Exercise instructions>
Copy every line of the listing below exactly, from the line containing "- stat: 17 percent: [261, 1808, 742, 1899]" down to the line containing "- y axis labels: 30: [1025, 1344, 1037, 1362]", with both of those lines included.
::: Extracted material
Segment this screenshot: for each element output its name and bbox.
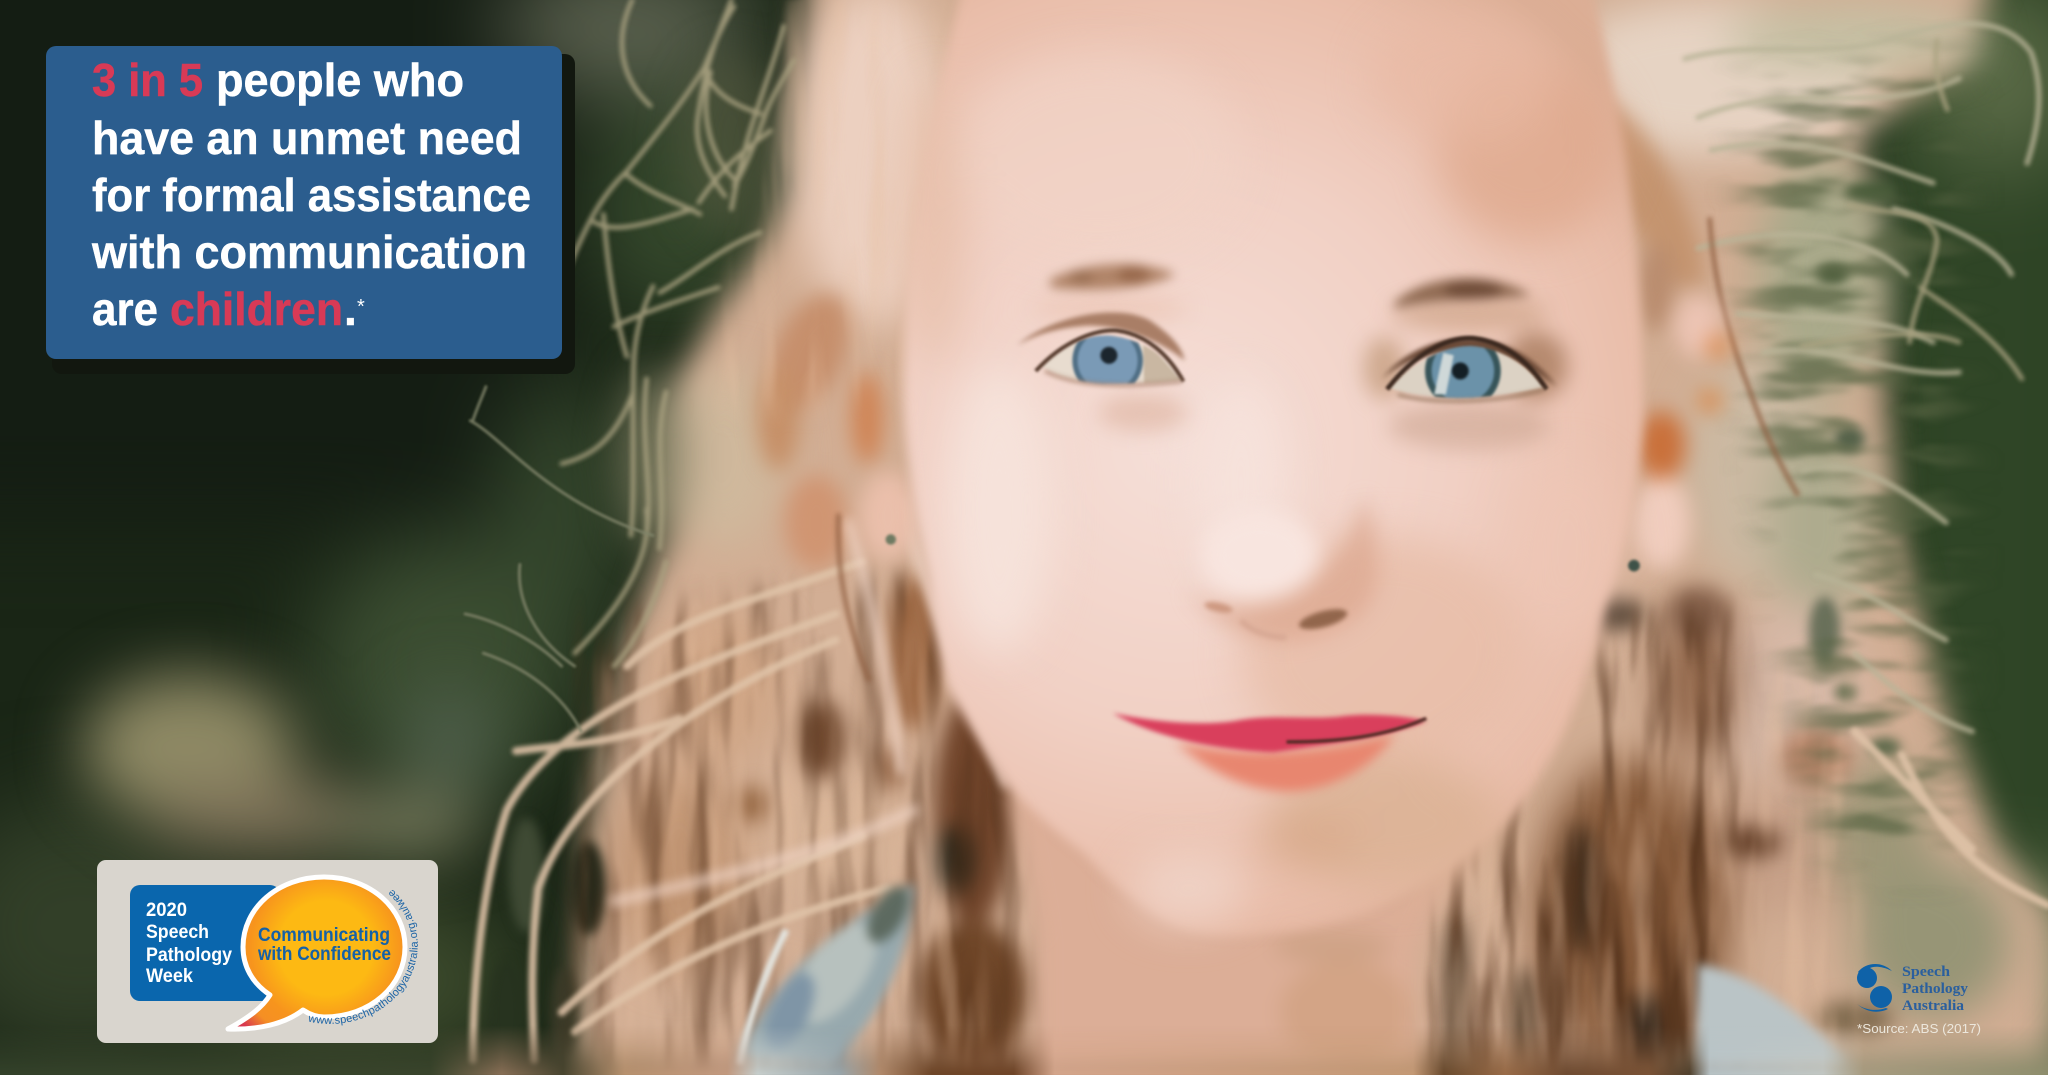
blue label: event name: 2020 xyxy=(146,900,187,921)
neck xyxy=(1008,784,1528,1065)
heading text: 3 in 5 statistic: are xyxy=(92,283,158,335)
face xyxy=(886,0,1643,936)
right eye xyxy=(1382,333,1557,409)
curved website address xyxy=(308,890,418,1026)
right eyebrow xyxy=(1395,278,1531,308)
logo: Speech Pathology Australia: Australia xyxy=(1902,998,1965,1014)
panel: statistic callout xyxy=(46,46,562,359)
curved website address: www.speechpathologyaustralia.org.au/week xyxy=(308,890,418,1026)
panel shadow xyxy=(52,54,575,374)
logo: Speech Pathology Australia: Speech xyxy=(1902,964,1951,980)
left eyebrow xyxy=(1050,264,1176,290)
heading text: 3 in 5 statistic: children xyxy=(170,283,343,335)
logo mark: swirl xyxy=(1857,964,1892,1012)
earrings xyxy=(886,534,1640,571)
heading text: 3 in 5 statistic: have an unmet need xyxy=(92,112,522,164)
blue label: event name: Speech xyxy=(146,922,209,943)
heading text: 3 in 5 statistic: 3 in 5 xyxy=(92,54,203,106)
blue label: event name xyxy=(130,885,280,1001)
lips xyxy=(1113,713,1426,792)
hair mass xyxy=(488,0,2048,1075)
heading text: 3 in 5 statistic: people who xyxy=(216,54,464,106)
heading text: 3 in 5 statistic: with communication xyxy=(91,226,527,278)
blue label: event name: Pathology xyxy=(146,945,232,966)
speech bubble: Communicating with Confidence: with Confidence xyxy=(257,944,391,965)
bottom edge tones of the photo xyxy=(0,1025,2048,1075)
blue label: event name: Week xyxy=(146,966,193,987)
heading text: 3 in 5 statistic: . xyxy=(344,283,357,335)
speech bubble: Communicating with Confidence: Communicating xyxy=(258,925,390,946)
source note: *Source: ABS (2017) xyxy=(1857,1021,1981,1036)
logo: Speech Pathology Australia xyxy=(1857,964,1969,1014)
ears xyxy=(859,295,1729,570)
forehead and cheek shading xyxy=(903,13,1626,925)
dark gaps between lower left locks xyxy=(488,183,1900,1068)
heading text: 3 in 5 statistic: for formal assistance xyxy=(92,169,531,221)
speech bubble: Communicating with Confidence xyxy=(228,877,405,1029)
badge: 2020 Speech Pathology Week xyxy=(97,860,438,1043)
logo: Speech Pathology Australia: Pathology xyxy=(1902,981,1969,997)
heading text: 3 in 5 statistic xyxy=(91,54,531,335)
flyaway hair strands xyxy=(465,0,2048,1061)
nose xyxy=(1186,496,1378,640)
heading text: 3 in 5 statistic: * xyxy=(357,296,365,318)
denim jacket collars xyxy=(739,879,1848,1065)
left eye xyxy=(1017,312,1185,396)
eye sockets xyxy=(1032,295,1567,449)
streak textures xyxy=(575,575,1032,1075)
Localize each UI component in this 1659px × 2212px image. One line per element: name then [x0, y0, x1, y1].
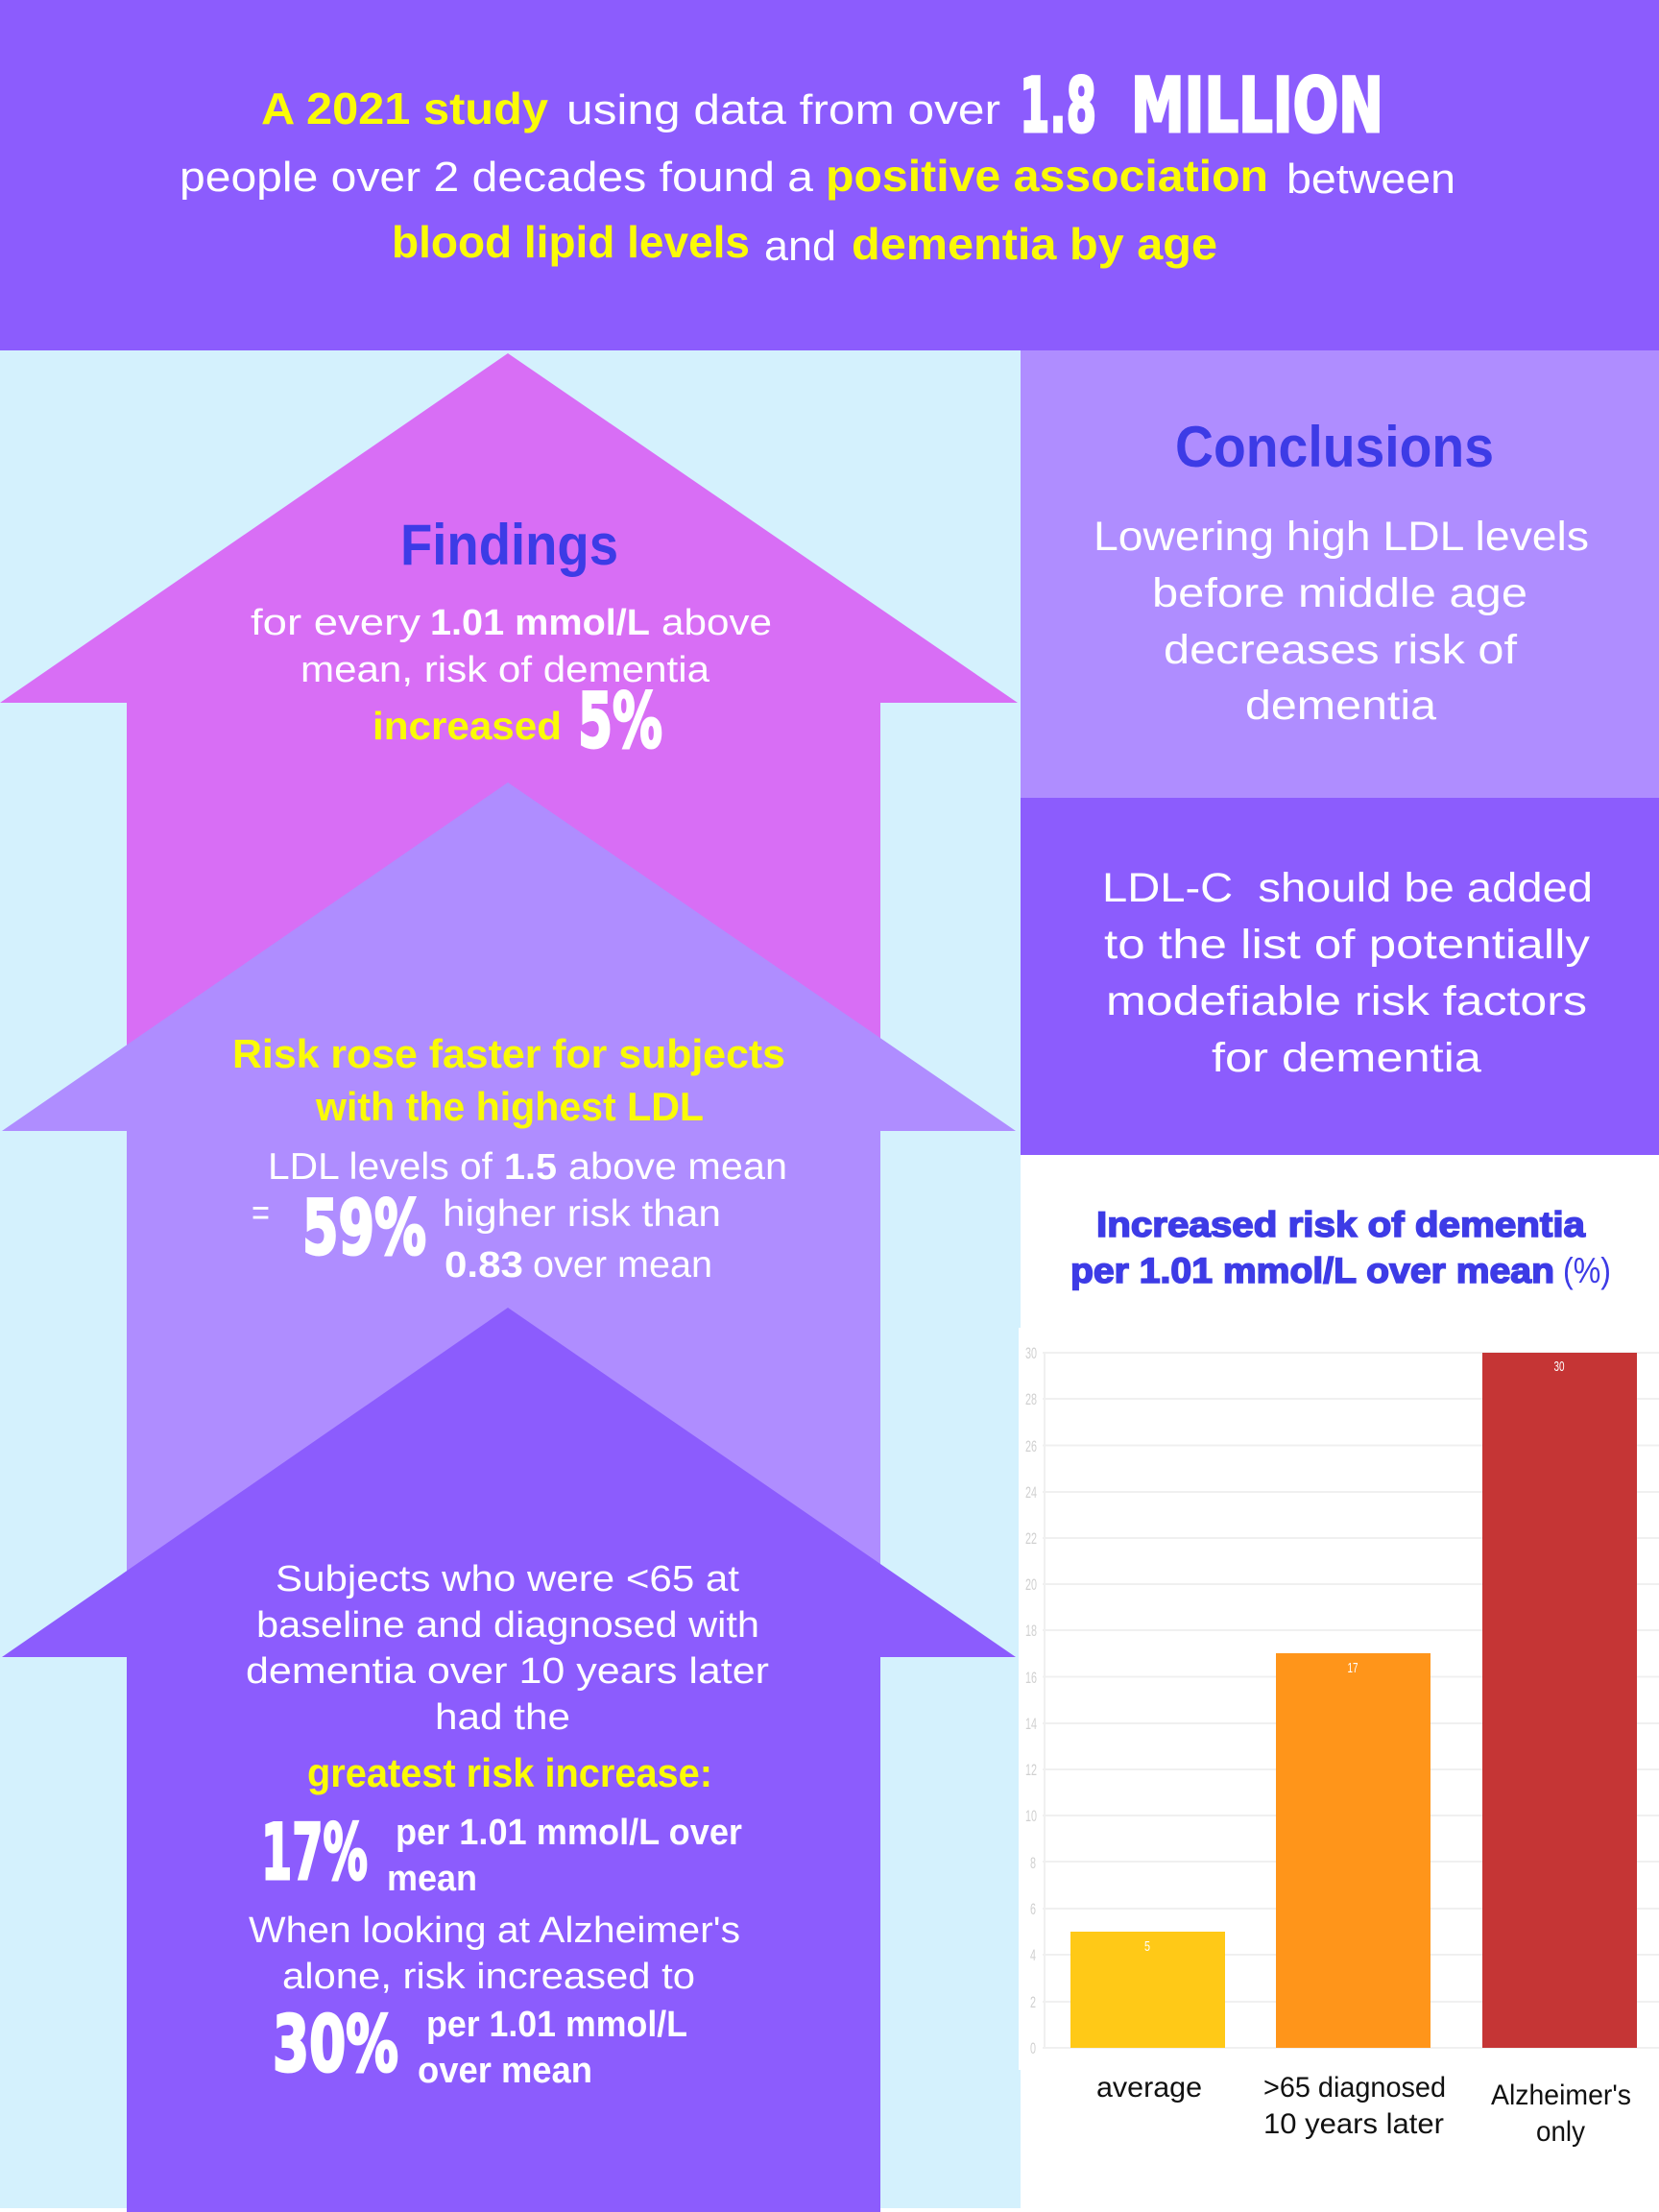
- stat: 17 percent: [261, 1808, 742, 1899]
- panel: chart: [1019, 1155, 1659, 2212]
- younger subjects text: greatest risk increase:: [307, 1750, 712, 1795]
- category labels: 10 years later: [1263, 2108, 1444, 2140]
- risk text: [252, 1146, 787, 1286]
- findings text: for every: [251, 603, 421, 643]
- y axis labels: 30: [1025, 1344, 1037, 1362]
- recommendation text: modefiable risk factors: [1106, 978, 1587, 1024]
- chart title: Increased risk of dementia: [1096, 1205, 1585, 1244]
- y axis labels: 6: [1030, 1900, 1036, 1918]
- header text: between: [1286, 156, 1455, 203]
- header text: people over 2 decades found a: [180, 154, 814, 201]
- stat: 30 percent: [273, 2000, 687, 2091]
- recommendation text: LDL-C should be added: [1102, 865, 1593, 911]
- y axis labels: 28: [1025, 1390, 1037, 1408]
- y axis labels: 16: [1025, 1669, 1037, 1687]
- findings text: 1.01 mmol/L: [430, 603, 650, 643]
- panel: conclusions: [1021, 350, 1659, 798]
- risk text: 59%: [302, 1186, 426, 1272]
- younger subjects text: had the: [435, 1697, 570, 1738]
- chart title: (%): [1563, 1251, 1611, 1290]
- bar chart: [1025, 1344, 1659, 2057]
- y axis labels: [1025, 1344, 1037, 2057]
- stat: 30 percent: 30%: [273, 2000, 398, 2089]
- header text: [180, 63, 1455, 270]
- conclusions text: decreases risk of: [1164, 627, 1518, 673]
- risk text: over mean: [533, 1244, 712, 1286]
- stat: 30 percent: over mean: [418, 2051, 592, 2091]
- younger subjects text: Subjects who were <65 at: [276, 1559, 739, 1599]
- alzheimer's text: alone, risk increased to: [282, 1957, 695, 1997]
- recommendation text: [1102, 865, 1593, 1081]
- panel: recommendation: [1021, 798, 1659, 1155]
- younger subjects text: dementia over 10 years later: [246, 1651, 769, 1692]
- risk text: 0.83: [445, 1245, 523, 1286]
- heading: conclusions: Conclusions: [1175, 415, 1494, 479]
- younger subjects text: baseline and diagnosed with: [256, 1605, 759, 1646]
- risk heading: [232, 1031, 785, 1129]
- risk text: =: [252, 1192, 270, 1234]
- heading: findings: Findings: [400, 513, 618, 577]
- y axis labels: 8: [1030, 1854, 1036, 1872]
- header text: MILLION: [1131, 63, 1383, 150]
- category labels: >65 diagnosed: [1263, 2072, 1446, 2104]
- header text: blood lipid levels: [392, 217, 750, 267]
- category labels: Alzheimer's: [1491, 2080, 1631, 2111]
- header text: positive association: [826, 151, 1268, 201]
- risk text: 1.5: [504, 1147, 557, 1188]
- bar: Alzheimer's only: [1482, 1353, 1637, 2048]
- y axis labels: 22: [1025, 1529, 1037, 1548]
- y axis labels: 14: [1025, 1715, 1037, 1733]
- stat: 17 percent: 17%: [261, 1808, 368, 1897]
- findings text: mean, risk of dementia: [301, 650, 710, 690]
- arrow: findings: [0, 353, 1018, 1152]
- stat: 17 percent: per 1.01 mmol/L over: [396, 1813, 742, 1853]
- findings text: [251, 603, 772, 765]
- findings text: increased: [373, 704, 562, 748]
- header text: A 2021 study: [261, 84, 548, 133]
- risk text: LDL levels of: [268, 1146, 493, 1188]
- alzheimer's text: When looking at Alzheimer's: [249, 1911, 740, 1951]
- arrow: greatest risk: [2, 1308, 1016, 2212]
- y axis labels: 12: [1025, 1761, 1037, 1779]
- y axis labels: 0: [1030, 2039, 1036, 2057]
- conclusions text: Lowering high LDL levels: [1094, 514, 1589, 560]
- header text: using data from over: [566, 86, 1000, 133]
- findings text: 5%: [578, 679, 662, 765]
- chart title: per 1.01 mmol/L over mean: [1070, 1251, 1554, 1290]
- y axis labels: 4: [1030, 1946, 1036, 1964]
- y axis labels: 24: [1025, 1483, 1037, 1502]
- stat: 17 percent: mean: [387, 1859, 477, 1899]
- header text: dementia by age: [852, 219, 1217, 269]
- y axis labels: 20: [1025, 1575, 1037, 1594]
- younger subjects text: [246, 1559, 769, 1795]
- findings text: above: [661, 603, 772, 643]
- category labels: average: [1096, 2072, 1202, 2104]
- category labels: only: [1536, 2116, 1585, 2148]
- conclusions text: dementia: [1245, 683, 1436, 729]
- risk text: above mean: [568, 1146, 787, 1188]
- risk text: higher risk than: [443, 1193, 721, 1235]
- category labels: [1096, 2072, 1631, 2148]
- conclusions text: before middle age: [1152, 570, 1527, 616]
- y axis labels: 26: [1025, 1437, 1037, 1455]
- header text: 1.8: [1020, 63, 1096, 150]
- y axis labels: 18: [1025, 1622, 1037, 1640]
- recommendation text: for dementia: [1212, 1035, 1481, 1081]
- conclusions text: [1094, 514, 1589, 729]
- y axis labels: 10: [1025, 1807, 1037, 1825]
- alzheimer's text: [249, 1911, 740, 1997]
- panel: header banner: [0, 0, 1659, 350]
- recommendation text: to the list of potentially: [1104, 922, 1591, 968]
- bar: average: 5: [1144, 1938, 1150, 1955]
- risk heading: Risk rose faster for subjects: [232, 1031, 785, 1076]
- bar: Alzheimer's only: 30: [1553, 1358, 1565, 1375]
- risk heading: with the highest LDL: [315, 1084, 704, 1129]
- bar: over 65 diagnosed: [1276, 1653, 1431, 2048]
- header text: and: [764, 223, 836, 270]
- bar: over 65 diagnosed: 17: [1348, 1660, 1358, 1676]
- stat: 30 percent: per 1.01 mmol/L: [426, 2005, 687, 2045]
- chart title: [1070, 1205, 1611, 1290]
- arrow: faster risk: [2, 782, 1016, 1632]
- y axis labels: 2: [1030, 1993, 1036, 2011]
- bar: average: [1070, 1932, 1225, 2048]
::::::
Answer for this exercise>
- stat: 17 percent: [261, 1808, 742, 1899]
- panel: chart: [1019, 1155, 1659, 2212]
- younger subjects text: greatest risk increase:: [307, 1750, 712, 1795]
- category labels: 10 years later: [1263, 2108, 1444, 2140]
- risk text: [252, 1146, 787, 1286]
- findings text: for every: [251, 603, 421, 643]
- y axis labels: 30: [1025, 1344, 1037, 1362]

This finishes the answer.